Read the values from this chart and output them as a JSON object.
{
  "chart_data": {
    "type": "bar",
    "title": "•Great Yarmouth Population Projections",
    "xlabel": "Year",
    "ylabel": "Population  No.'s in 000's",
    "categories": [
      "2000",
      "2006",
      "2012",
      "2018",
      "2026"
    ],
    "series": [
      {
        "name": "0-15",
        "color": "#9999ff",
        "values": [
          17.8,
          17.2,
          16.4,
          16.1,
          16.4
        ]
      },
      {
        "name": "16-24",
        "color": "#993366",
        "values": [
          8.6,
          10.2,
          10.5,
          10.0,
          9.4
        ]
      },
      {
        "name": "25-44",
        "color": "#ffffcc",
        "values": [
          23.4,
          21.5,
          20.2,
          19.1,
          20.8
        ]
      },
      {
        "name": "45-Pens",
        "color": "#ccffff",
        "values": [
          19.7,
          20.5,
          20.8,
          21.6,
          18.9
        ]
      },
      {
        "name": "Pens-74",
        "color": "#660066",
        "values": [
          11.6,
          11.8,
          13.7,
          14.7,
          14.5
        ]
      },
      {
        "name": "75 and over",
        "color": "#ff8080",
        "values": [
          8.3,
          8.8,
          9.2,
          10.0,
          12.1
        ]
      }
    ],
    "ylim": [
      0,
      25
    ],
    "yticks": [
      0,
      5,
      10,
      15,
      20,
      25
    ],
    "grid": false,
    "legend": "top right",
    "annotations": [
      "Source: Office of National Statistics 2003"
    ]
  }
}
···
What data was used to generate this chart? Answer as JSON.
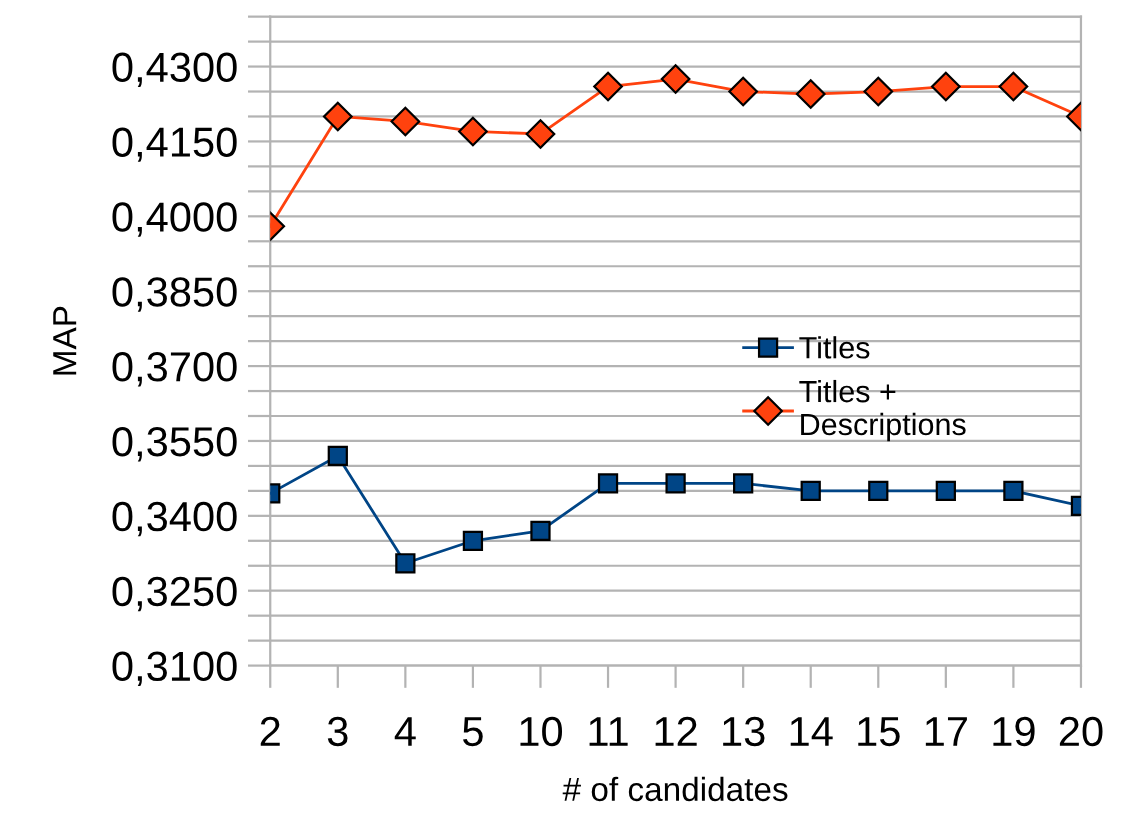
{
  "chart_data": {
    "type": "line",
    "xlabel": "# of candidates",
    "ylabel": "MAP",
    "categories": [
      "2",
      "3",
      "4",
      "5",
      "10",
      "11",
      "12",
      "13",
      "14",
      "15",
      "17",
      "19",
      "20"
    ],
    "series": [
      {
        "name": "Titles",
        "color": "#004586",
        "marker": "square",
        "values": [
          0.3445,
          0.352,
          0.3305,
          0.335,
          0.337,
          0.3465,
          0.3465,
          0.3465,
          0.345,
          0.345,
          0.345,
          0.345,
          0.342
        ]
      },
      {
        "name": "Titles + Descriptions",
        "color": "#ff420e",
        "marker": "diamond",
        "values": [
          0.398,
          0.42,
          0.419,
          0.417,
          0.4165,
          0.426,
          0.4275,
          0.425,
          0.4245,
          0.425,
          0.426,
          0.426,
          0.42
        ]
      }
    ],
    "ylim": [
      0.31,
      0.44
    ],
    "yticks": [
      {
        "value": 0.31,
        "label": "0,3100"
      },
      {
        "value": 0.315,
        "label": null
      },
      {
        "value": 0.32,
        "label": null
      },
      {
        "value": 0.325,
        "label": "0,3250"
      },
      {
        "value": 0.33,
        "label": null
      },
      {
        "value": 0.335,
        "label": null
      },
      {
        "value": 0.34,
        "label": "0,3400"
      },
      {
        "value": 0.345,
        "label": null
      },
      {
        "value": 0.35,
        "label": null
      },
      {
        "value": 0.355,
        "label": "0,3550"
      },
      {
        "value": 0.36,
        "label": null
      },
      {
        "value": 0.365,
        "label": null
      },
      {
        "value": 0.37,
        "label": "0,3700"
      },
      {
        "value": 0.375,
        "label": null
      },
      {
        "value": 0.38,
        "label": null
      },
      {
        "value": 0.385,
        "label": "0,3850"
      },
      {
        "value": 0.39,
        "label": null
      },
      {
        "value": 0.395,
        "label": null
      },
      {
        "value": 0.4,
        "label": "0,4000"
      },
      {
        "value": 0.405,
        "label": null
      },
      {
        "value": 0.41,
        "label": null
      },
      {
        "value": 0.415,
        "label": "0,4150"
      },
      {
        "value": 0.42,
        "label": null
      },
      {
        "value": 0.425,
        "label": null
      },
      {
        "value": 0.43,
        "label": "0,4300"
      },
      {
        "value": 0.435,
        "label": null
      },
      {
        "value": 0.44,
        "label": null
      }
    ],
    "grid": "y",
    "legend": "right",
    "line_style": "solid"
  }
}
···
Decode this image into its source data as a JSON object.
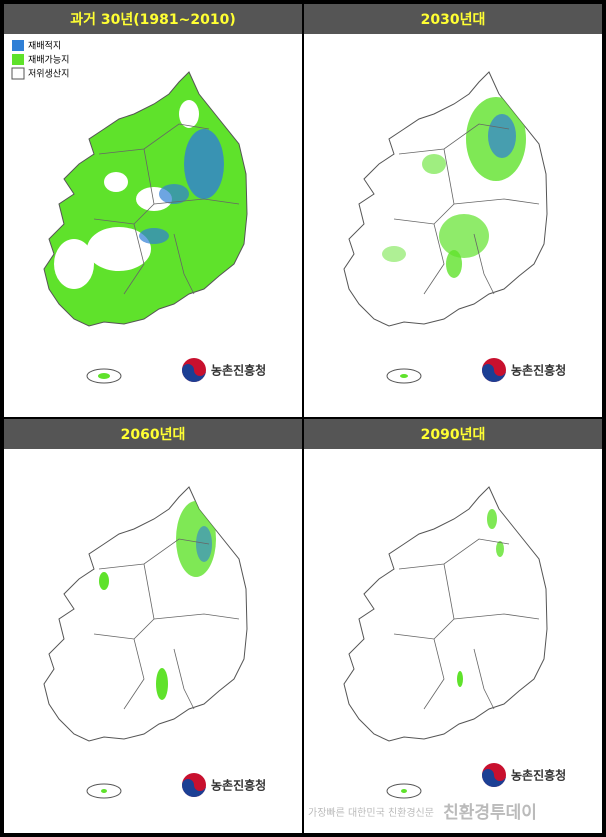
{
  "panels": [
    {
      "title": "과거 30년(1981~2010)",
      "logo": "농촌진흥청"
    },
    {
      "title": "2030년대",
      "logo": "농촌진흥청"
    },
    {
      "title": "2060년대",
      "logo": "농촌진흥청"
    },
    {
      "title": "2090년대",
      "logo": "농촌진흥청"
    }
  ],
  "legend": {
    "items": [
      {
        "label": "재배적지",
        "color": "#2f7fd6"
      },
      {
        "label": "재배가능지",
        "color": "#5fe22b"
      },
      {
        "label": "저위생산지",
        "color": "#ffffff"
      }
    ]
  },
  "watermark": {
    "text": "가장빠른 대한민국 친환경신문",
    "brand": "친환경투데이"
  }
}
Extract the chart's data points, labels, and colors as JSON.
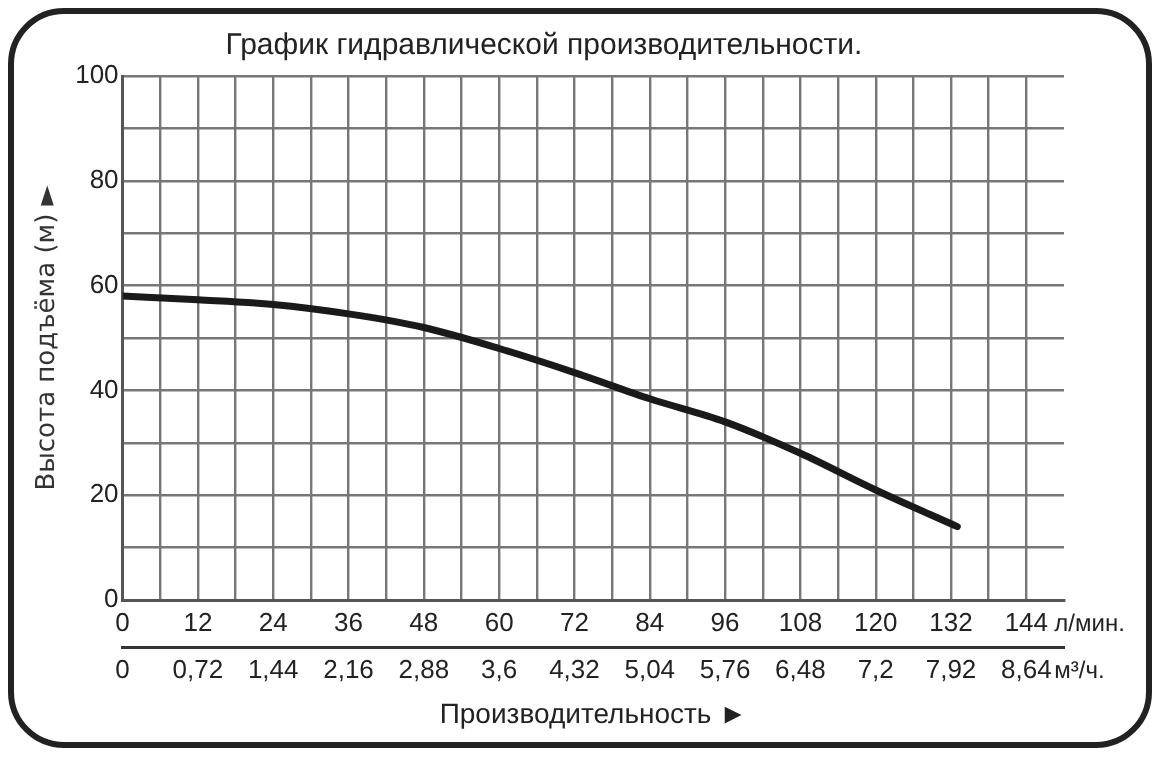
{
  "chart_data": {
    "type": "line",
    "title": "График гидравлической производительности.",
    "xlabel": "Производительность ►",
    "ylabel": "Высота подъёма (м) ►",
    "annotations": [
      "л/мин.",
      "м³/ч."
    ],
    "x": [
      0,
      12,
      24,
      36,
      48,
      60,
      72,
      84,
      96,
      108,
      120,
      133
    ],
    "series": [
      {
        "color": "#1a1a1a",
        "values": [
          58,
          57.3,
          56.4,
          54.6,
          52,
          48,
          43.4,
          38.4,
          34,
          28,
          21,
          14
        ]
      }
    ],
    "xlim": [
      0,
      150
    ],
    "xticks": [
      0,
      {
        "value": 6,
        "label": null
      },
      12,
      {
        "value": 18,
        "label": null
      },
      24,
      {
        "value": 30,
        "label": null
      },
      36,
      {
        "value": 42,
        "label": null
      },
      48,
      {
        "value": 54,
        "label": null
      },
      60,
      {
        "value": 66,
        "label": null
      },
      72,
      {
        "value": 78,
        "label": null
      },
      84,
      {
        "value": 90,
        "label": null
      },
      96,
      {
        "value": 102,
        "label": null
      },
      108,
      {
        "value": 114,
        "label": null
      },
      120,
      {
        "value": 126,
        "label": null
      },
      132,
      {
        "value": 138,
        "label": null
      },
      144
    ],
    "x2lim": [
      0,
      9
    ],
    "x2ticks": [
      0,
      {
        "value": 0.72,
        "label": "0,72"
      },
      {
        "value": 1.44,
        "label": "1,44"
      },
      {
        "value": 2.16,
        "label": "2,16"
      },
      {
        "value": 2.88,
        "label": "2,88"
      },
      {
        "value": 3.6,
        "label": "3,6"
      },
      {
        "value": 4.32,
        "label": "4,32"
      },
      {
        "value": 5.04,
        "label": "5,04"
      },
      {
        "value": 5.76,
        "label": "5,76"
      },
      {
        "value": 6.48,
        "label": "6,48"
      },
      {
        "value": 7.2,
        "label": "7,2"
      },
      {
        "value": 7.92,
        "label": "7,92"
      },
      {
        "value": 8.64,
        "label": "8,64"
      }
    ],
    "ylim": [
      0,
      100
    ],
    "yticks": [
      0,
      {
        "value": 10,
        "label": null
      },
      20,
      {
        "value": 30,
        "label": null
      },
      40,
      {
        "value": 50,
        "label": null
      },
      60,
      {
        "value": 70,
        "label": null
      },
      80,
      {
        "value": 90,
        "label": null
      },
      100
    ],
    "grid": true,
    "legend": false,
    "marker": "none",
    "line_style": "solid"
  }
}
···
» Exercise details
Track down every line of the material containing the string "legend", and copy it.

» Correct output
    "legend": "top right",
    "legend": "right",
  "legend": {
    "legend": false,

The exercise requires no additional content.